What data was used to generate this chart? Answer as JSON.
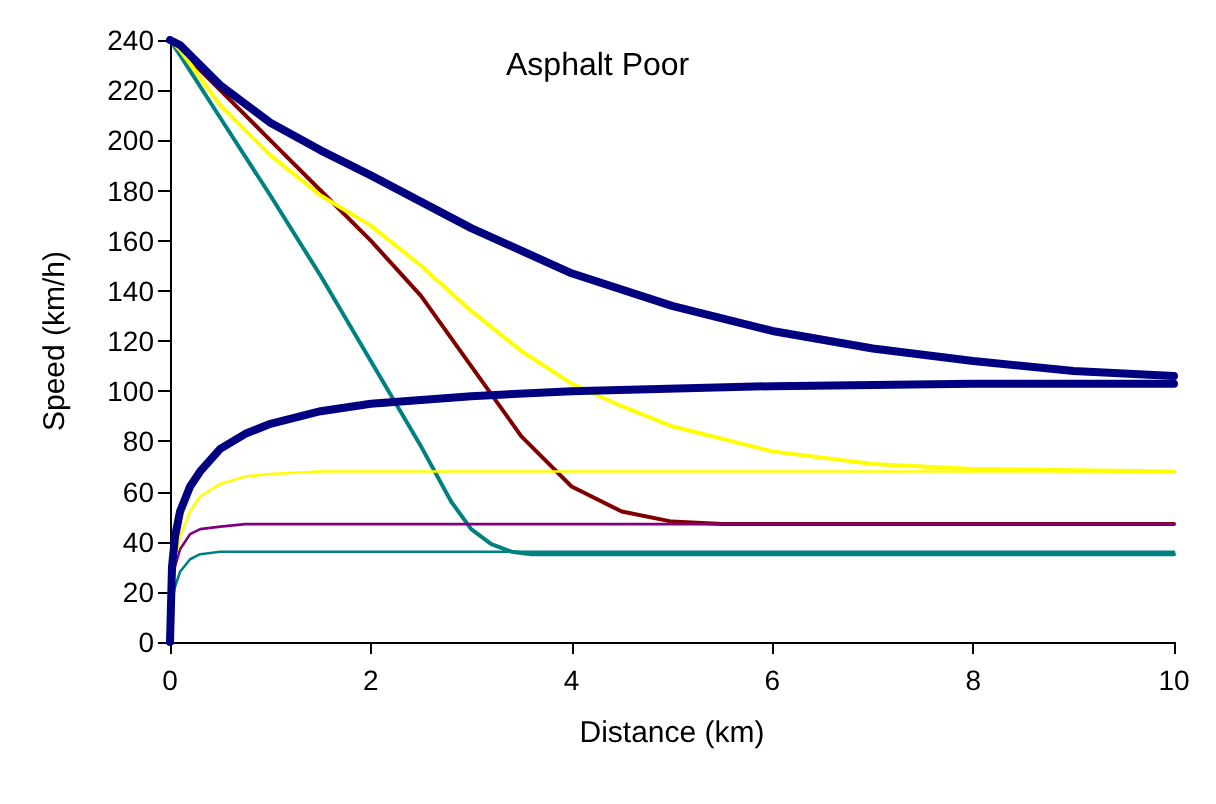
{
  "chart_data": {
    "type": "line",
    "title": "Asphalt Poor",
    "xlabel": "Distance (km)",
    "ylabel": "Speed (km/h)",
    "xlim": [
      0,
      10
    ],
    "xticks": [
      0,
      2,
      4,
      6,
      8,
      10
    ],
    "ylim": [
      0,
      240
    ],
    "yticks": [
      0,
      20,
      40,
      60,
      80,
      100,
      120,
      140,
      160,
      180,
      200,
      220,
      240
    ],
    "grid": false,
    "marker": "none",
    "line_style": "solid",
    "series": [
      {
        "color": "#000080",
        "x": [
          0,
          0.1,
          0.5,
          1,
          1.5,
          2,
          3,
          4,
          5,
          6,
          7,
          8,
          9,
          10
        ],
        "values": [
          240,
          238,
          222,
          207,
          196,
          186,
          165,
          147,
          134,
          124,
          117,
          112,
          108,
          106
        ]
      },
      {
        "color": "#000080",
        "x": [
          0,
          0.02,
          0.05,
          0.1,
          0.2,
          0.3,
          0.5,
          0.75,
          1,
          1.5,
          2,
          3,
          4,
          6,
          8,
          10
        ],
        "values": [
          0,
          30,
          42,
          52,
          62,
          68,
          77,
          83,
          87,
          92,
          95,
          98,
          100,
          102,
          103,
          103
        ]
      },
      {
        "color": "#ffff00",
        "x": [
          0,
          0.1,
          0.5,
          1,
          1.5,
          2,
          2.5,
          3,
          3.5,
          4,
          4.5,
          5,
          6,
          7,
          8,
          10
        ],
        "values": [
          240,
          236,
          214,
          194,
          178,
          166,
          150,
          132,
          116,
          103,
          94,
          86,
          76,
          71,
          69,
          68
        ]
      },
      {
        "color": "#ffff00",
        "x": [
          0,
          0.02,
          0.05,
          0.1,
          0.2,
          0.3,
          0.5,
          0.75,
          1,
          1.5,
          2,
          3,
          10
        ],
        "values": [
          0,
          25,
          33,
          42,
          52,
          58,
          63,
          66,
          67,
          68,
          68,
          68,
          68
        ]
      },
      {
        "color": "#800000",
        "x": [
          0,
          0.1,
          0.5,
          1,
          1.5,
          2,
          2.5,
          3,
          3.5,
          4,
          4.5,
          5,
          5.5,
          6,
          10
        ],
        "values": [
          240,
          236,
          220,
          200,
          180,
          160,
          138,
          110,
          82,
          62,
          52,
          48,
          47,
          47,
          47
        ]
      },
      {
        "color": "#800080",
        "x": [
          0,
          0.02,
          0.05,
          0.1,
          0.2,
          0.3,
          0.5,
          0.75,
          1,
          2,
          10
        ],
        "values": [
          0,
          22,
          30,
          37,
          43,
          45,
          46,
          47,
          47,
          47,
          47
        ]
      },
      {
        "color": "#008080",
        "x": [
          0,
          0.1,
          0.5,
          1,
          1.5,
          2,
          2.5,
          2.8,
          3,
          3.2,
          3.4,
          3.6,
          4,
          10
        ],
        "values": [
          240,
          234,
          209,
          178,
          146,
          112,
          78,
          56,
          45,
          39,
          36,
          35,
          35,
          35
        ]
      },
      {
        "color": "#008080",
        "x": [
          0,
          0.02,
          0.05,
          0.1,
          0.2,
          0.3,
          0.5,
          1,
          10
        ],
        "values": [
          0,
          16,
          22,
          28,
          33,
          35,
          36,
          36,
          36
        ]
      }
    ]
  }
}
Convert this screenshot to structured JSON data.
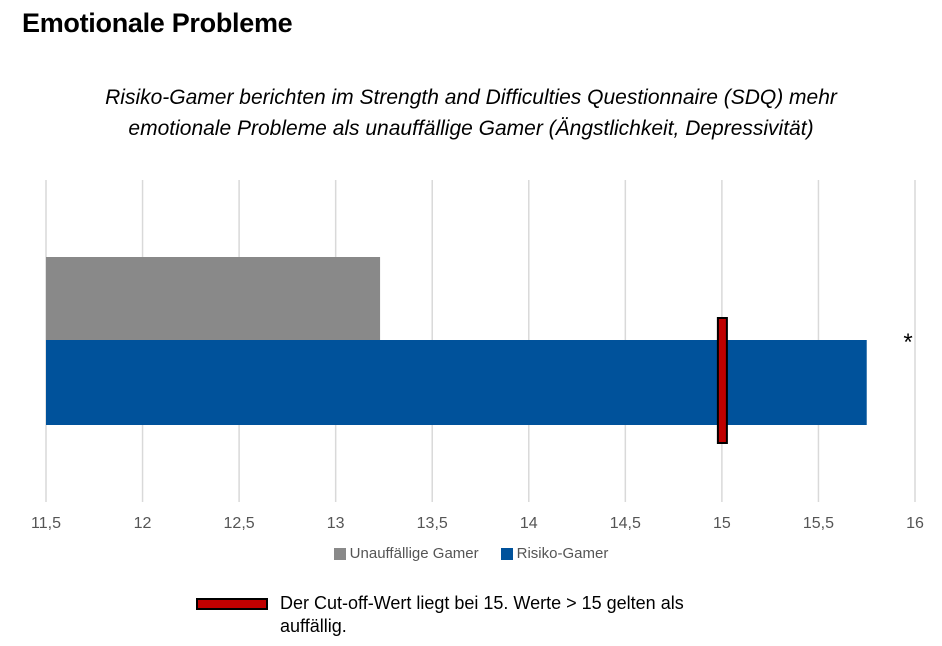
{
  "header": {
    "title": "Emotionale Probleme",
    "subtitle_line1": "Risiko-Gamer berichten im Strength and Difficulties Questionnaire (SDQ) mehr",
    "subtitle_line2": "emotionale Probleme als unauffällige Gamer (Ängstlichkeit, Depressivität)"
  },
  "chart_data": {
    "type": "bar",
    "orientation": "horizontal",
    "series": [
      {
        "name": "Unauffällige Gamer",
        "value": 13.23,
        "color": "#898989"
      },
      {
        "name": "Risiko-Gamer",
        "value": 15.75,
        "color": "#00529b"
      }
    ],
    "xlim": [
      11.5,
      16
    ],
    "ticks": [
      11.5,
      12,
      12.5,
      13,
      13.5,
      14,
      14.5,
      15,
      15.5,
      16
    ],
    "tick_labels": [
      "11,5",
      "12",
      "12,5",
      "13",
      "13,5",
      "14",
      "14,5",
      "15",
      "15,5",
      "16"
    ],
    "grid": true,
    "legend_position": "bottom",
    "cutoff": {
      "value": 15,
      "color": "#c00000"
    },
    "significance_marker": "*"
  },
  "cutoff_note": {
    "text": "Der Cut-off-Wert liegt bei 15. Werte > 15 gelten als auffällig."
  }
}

**********

Do this - Filter the records above for lines containing the word "Gamer", and copy those lines.

Response to this exercise -
    "subtitle_line1": "Risiko-Gamer berichten im Strength and Difficulties Questionnaire (SDQ) mehr",
    "subtitle_line2": "emotionale Probleme als unauffällige Gamer (Ängstlichkeit, Depressivität)"
        "name": "Unauffällige Gamer",
        "name": "Risiko-Gamer",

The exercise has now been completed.